**Task details:**
Repeat the entire listing exactly.

■ ■ ■

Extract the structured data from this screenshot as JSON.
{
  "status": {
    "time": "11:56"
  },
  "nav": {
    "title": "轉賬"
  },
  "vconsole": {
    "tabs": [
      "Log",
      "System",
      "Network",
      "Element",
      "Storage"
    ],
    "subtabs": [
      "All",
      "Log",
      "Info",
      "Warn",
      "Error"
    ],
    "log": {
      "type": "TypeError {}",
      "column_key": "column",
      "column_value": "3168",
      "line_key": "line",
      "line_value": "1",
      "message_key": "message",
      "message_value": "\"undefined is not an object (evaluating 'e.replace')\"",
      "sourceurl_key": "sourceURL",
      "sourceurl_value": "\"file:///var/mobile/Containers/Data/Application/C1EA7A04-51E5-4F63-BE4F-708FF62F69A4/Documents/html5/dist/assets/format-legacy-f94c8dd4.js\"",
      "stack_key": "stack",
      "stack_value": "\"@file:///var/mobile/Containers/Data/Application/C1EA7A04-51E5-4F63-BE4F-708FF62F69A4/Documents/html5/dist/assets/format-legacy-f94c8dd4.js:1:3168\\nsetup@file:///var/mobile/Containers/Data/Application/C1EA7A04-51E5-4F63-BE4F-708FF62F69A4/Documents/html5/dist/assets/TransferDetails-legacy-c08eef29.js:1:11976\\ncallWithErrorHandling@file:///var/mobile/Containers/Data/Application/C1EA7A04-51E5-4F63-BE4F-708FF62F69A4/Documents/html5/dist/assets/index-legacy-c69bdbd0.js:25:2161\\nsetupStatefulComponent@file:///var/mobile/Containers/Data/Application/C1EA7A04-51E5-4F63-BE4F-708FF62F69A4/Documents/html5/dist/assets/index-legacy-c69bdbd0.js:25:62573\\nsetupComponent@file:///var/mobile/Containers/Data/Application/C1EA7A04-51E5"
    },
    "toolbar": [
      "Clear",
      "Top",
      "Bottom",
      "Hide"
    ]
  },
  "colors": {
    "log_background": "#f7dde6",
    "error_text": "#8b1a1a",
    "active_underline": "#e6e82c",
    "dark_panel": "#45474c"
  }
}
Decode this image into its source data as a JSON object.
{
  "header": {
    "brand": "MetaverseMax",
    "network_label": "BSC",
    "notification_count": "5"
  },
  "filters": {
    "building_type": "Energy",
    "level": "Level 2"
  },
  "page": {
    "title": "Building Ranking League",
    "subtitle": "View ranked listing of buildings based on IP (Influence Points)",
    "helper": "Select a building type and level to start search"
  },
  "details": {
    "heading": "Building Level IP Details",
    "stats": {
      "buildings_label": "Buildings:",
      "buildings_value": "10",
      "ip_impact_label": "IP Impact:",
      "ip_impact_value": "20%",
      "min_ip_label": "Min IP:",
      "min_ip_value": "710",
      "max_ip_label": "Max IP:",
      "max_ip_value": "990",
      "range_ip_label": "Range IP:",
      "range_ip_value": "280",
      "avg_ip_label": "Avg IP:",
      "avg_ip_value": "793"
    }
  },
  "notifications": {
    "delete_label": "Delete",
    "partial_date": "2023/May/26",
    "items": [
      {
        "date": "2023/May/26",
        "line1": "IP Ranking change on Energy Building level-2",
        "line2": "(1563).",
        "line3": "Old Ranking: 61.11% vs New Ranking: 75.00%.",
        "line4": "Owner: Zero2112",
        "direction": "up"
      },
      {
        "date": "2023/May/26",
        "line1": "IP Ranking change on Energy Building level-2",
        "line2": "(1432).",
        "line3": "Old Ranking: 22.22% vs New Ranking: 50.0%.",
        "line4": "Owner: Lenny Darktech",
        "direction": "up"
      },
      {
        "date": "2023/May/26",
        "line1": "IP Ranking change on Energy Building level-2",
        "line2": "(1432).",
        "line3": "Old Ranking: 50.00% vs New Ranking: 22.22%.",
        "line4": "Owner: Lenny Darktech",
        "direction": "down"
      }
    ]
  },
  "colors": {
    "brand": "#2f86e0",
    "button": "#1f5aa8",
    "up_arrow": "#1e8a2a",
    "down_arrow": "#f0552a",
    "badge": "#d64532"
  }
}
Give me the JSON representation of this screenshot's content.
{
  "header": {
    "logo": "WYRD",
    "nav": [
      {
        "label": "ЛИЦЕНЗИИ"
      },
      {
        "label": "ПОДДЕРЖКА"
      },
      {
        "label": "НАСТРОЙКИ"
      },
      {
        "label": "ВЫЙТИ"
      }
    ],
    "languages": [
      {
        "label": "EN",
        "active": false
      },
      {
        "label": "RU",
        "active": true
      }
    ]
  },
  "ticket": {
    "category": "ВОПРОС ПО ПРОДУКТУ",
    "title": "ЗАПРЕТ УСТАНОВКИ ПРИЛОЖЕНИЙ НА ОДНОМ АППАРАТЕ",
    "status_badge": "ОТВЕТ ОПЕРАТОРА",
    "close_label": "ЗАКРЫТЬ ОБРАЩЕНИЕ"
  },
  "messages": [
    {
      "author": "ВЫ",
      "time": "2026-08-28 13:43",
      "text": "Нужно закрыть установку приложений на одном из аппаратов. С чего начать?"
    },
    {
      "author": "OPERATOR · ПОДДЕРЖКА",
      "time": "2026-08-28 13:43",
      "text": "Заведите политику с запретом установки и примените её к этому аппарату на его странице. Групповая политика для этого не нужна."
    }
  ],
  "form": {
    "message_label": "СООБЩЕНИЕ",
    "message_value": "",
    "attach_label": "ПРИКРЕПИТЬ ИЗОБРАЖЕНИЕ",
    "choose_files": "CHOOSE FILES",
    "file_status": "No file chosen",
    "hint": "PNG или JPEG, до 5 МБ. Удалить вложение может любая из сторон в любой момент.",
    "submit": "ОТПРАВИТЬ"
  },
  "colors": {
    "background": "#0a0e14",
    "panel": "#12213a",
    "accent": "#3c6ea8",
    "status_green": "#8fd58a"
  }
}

■ ■ ■

**Response:**
Extract the structured data from this screenshot as JSON.
{
  "status": {
    "time": "11:56"
  },
  "nav": {
    "title": "轉賬"
  },
  "vconsole": {
    "tabs": [
      "Log",
      "System",
      "Network",
      "Element",
      "Storage"
    ],
    "subtabs": [
      "All",
      "Log",
      "Info",
      "Warn",
      "Error"
    ],
    "log": {
      "type": "TypeError {}",
      "column_key": "column",
      "column_value": "3168",
      "line_key": "line",
      "line_value": "1",
      "message_key": "message",
      "message_value": "\"undefined is not an object (evaluating 'e.replace')\"",
      "sourceurl_key": "sourceURL",
      "sourceurl_value": "\"file:///var/mobile/Containers/Data/Application/C1EA7A04-51E5-4F63-BE4F-708FF62F69A4/Documents/html5/dist/assets/format-legacy-f94c8dd4.js\"",
      "stack_key": "stack",
      "stack_value": "\"@file:///var/mobile/Containers/Data/Application/C1EA7A04-51E5-4F63-BE4F-708FF62F69A4/Documents/html5/dist/assets/format-legacy-f94c8dd4.js:1:3168\\nsetup@file:///var/mobile/Containers/Data/Application/C1EA7A04-51E5-4F63-BE4F-708FF62F69A4/Documents/html5/dist/assets/TransferDetails-legacy-c08eef29.js:1:11976\\ncallWithErrorHandling@file:///var/mobile/Containers/Data/Application/C1EA7A04-51E5-4F63-BE4F-708FF62F69A4/Documents/html5/dist/assets/index-legacy-c69bdbd0.js:25:2161\\nsetupStatefulComponent@file:///var/mobile/Containers/Data/Application/C1EA7A04-51E5-4F63-BE4F-708FF62F69A4/Documents/html5/dist/assets/index-legacy-c69bdbd0.js:25:62573\\nsetupComponent@file:///var/mobile/Containers/Data/Application/C1EA7A04-51E5"
    },
    "toolbar": [
      "Clear",
      "Top",
      "Bottom",
      "Hide"
    ]
  },
  "colors": {
    "log_background": "#f7dde6",
    "error_text": "#8b1a1a",
    "active_underline": "#e6e82c",
    "dark_panel": "#45474c"
  }
}
Decode this image into its source data as a JSON object.
{
  "header": {
    "brand": "MetaverseMax",
    "network_label": "BSC",
    "notification_count": "5"
  },
  "filters": {
    "building_type": "Energy",
    "level": "Level 2"
  },
  "page": {
    "title": "Building Ranking League",
    "subtitle": "View ranked listing of buildings based on IP (Influence Points)",
    "helper": "Select a building type and level to start search"
  },
  "details": {
    "heading": "Building Level IP Details",
    "stats": {
      "buildings_label": "Buildings:",
      "buildings_value": "10",
      "ip_impact_label": "IP Impact:",
      "ip_impact_value": "20%",
      "min_ip_label": "Min IP:",
      "min_ip_value": "710",
      "max_ip_label": "Max IP:",
      "max_ip_value": "990",
      "range_ip_label": "Range IP:",
      "range_ip_value": "280",
      "avg_ip_label": "Avg IP:",
      "avg_ip_value": "793"
    }
  },
  "notifications": {
    "delete_label": "Delete",
    "partial_date": "2023/May/26",
    "items": [
      {
        "date": "2023/May/26",
        "line1": "IP Ranking change on Energy Building level-2",
        "line2": "(1563).",
        "line3": "Old Ranking: 61.11% vs New Ranking: 75.00%.",
        "line4": "Owner: Zero2112",
        "direction": "up"
      },
      {
        "date": "2023/May/26",
        "line1": "IP Ranking change on Energy Building level-2",
        "line2": "(1432).",
        "line3": "Old Ranking: 22.22% vs New Ranking: 50.0%.",
        "line4": "Owner: Lenny Darktech",
        "direction": "up"
      },
      {
        "date": "2023/May/26",
        "line1": "IP Ranking change on Energy Building level-2",
        "line2": "(1432).",
        "line3": "Old Ranking: 50.00% vs New Ranking: 22.22%.",
        "line4": "Owner: Lenny Darktech",
        "direction": "down"
      }
    ]
  },
  "colors": {
    "brand": "#2f86e0",
    "button": "#1f5aa8",
    "up_arrow": "#1e8a2a",
    "down_arrow": "#f0552a",
    "badge": "#d64532"
  }
}
Give me the JSON representation of this screenshot's content.
{
  "header": {
    "logo": "WYRD",
    "nav": [
      {
        "label": "ЛИЦЕНЗИИ"
      },
      {
        "label": "ПОДДЕРЖКА"
      },
      {
        "label": "НАСТРОЙКИ"
      },
      {
        "label": "ВЫЙТИ"
      }
    ],
    "languages": [
      {
        "label": "EN",
        "active": false
      },
      {
        "label": "RU",
        "active": true
      }
    ]
  },
  "ticket": {
    "category": "ВОПРОС ПО ПРОДУКТУ",
    "title": "ЗАПРЕТ УСТАНОВКИ ПРИЛОЖЕНИЙ НА ОДНОМ АППАРАТЕ",
    "status_badge": "ОТВЕТ ОПЕРАТОРА",
    "close_label": "ЗАКРЫТЬ ОБРАЩЕНИЕ"
  },
  "messages": [
    {
      "author": "ВЫ",
      "time": "2026-08-28 13:43",
      "text": "Нужно закрыть установку приложений на одном из аппаратов. С чего начать?"
    },
    {
      "author": "OPERATOR · ПОДДЕРЖКА",
      "time": "2026-08-28 13:43",
      "text": "Заведите политику с запретом установки и примените её к этому аппарату на его странице. Групповая политика для этого не нужна."
    }
  ],
  "form": {
    "message_label": "СООБЩЕНИЕ",
    "message_value": "",
    "attach_label": "ПРИКРЕПИТЬ ИЗОБРАЖЕНИЕ",
    "choose_files": "CHOOSE FILES",
    "file_status": "No file chosen",
    "hint": "PNG или JPEG, до 5 МБ. Удалить вложение может любая из сторон в любой момент.",
    "submit": "ОТПРАВИТЬ"
  },
  "colors": {
    "background": "#0a0e14",
    "panel": "#12213a",
    "accent": "#3c6ea8",
    "status_green": "#8fd58a"
  }
}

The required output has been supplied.